The expected output is each line in the data below that includes the string "title".

+++ Provided material +++

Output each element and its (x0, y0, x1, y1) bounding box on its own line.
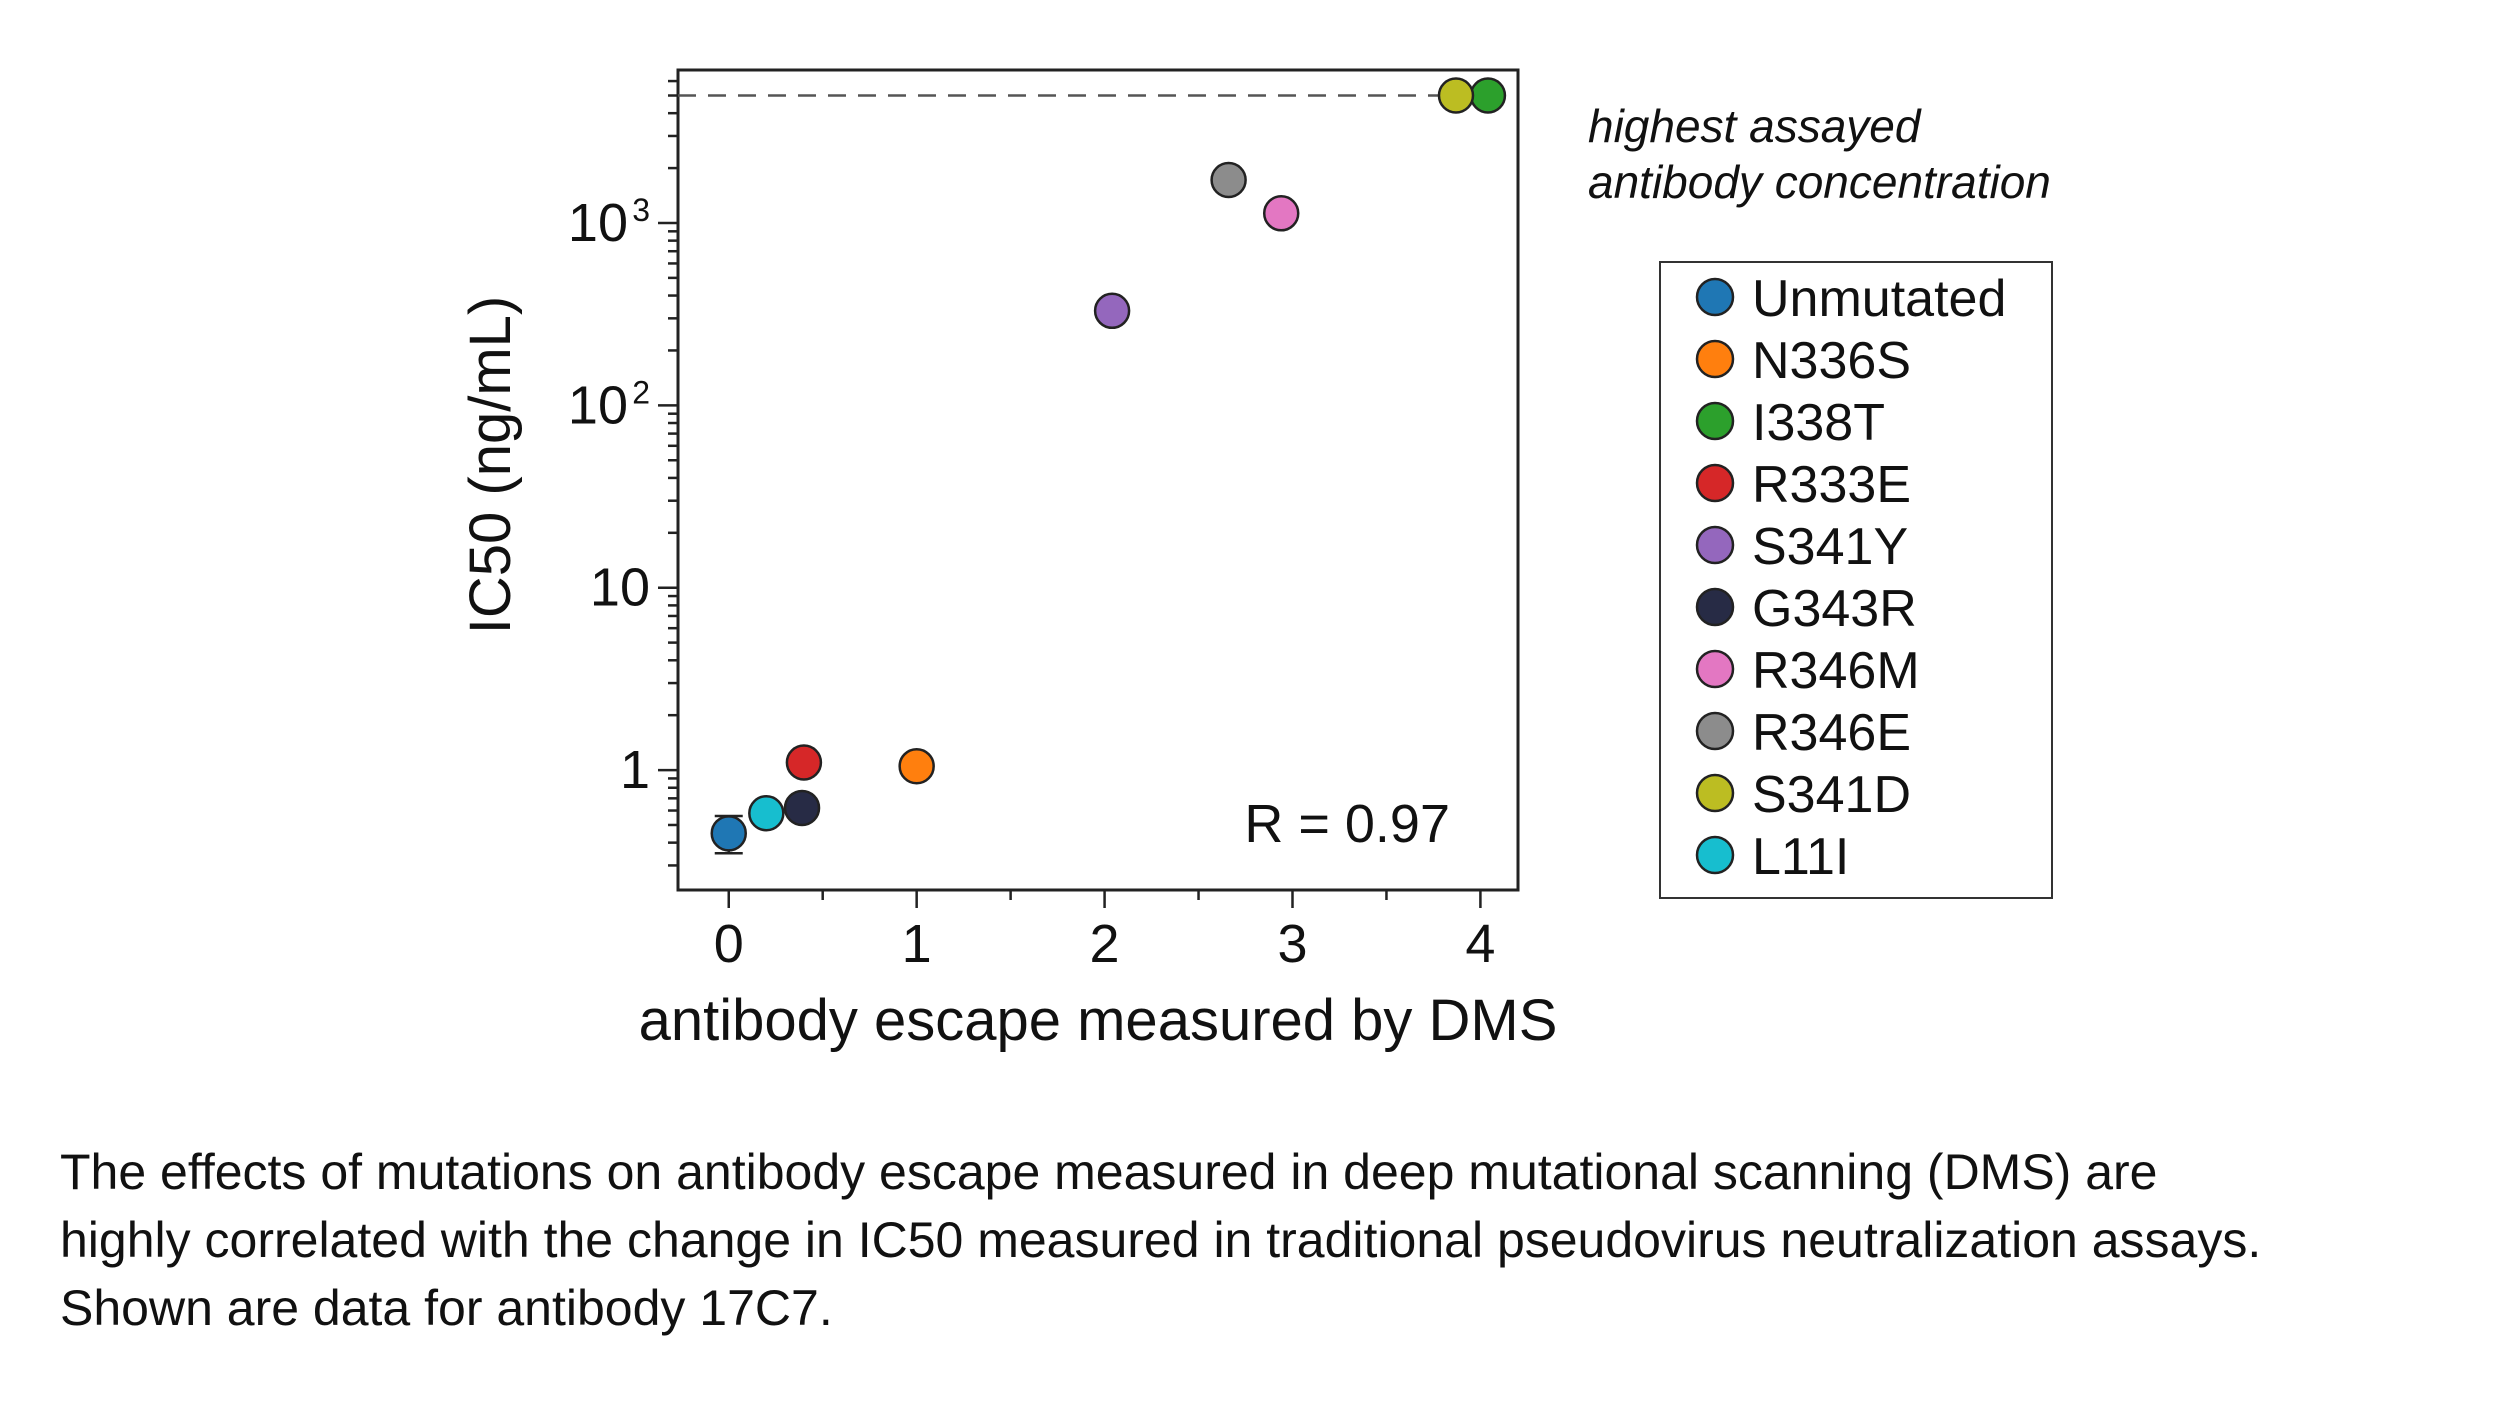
data-point-s341d (1437, 77, 1475, 114)
legend-marker (1695, 711, 1735, 751)
caption-line: Shown are data for antibody 17C7. (60, 1280, 833, 1336)
y-tick-label: 1 (620, 740, 650, 800)
x-tick-label: 0 (714, 914, 744, 974)
data-point-i338t (1469, 77, 1507, 114)
x-tick-label: 4 (1465, 914, 1495, 974)
plot-frame (676, 68, 1520, 892)
legend-marker (1695, 339, 1735, 379)
reference-line-label-line: highest assayed (1588, 100, 1922, 152)
y-tick-label: 10 (568, 375, 628, 435)
legend-label: R346M (1752, 642, 1920, 700)
legend-label: L11I (1752, 828, 1849, 886)
y-tick-label: 10 (568, 193, 628, 253)
y-tick-exponent: 3 (632, 192, 650, 228)
legend-marker (1695, 277, 1735, 317)
legend-label: S341D (1752, 766, 1911, 824)
figure-caption: The effects of mutations on antibody esc… (60, 1138, 2460, 1342)
x-tick-label: 3 (1277, 914, 1307, 974)
data-point-l11i (748, 794, 785, 832)
y-tick-exponent: 2 (632, 374, 650, 410)
x-axis-title: antibody escape measured by DMS (639, 988, 1558, 1053)
legend-marker (1695, 401, 1735, 441)
legend: UnmutatedN336SI338TR333ES341YG343RR346MR… (1695, 270, 2006, 886)
legend-marker (1695, 463, 1735, 503)
legend-marker (1695, 835, 1735, 875)
legend-label: S341Y (1752, 518, 1908, 576)
data-point-r333e (785, 744, 823, 781)
x-tick-label: 1 (902, 914, 932, 974)
caption-line: highly correlated with the change in IC5… (60, 1212, 2262, 1268)
data-point-r346e (1210, 161, 1247, 199)
y-tick-label: 10 (590, 558, 650, 618)
legend-label: Unmutated (1752, 270, 2006, 328)
correlation-annotation: R = 0.97 (1244, 794, 1450, 854)
legend-marker (1695, 649, 1735, 689)
legend-label: R333E (1752, 456, 1911, 514)
legend-marker (1695, 587, 1735, 627)
y-axis-title: IC50 (ng/mL) (458, 296, 523, 634)
data-point-g343r (783, 789, 821, 827)
reference-line-label-line: antibody concentration (1588, 156, 2051, 208)
legend-label: R346E (1752, 704, 1911, 762)
legend-marker (1695, 525, 1735, 565)
caption-line: The effects of mutations on antibody esc… (60, 1144, 2158, 1200)
x-axis: 0 1 2 3 4 (714, 890, 1495, 974)
data-point-unmutated (710, 815, 747, 852)
legend-label: G343R (1752, 580, 1917, 638)
legend-label: N336S (1752, 332, 1911, 390)
data-point-r346m (1262, 195, 1300, 232)
legend-label: I338T (1752, 394, 1885, 452)
data-points (710, 77, 1507, 855)
legend-marker (1695, 773, 1735, 813)
data-point-s341y (1093, 292, 1131, 330)
x-tick-label: 2 (1090, 914, 1120, 974)
data-point-n336s (898, 747, 935, 785)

+++

=== Expected output ===
x-axis-title: antibody escape measured by DMS (639, 988, 1558, 1053)
y-axis-title: IC50 (ng/mL) (458, 296, 523, 634)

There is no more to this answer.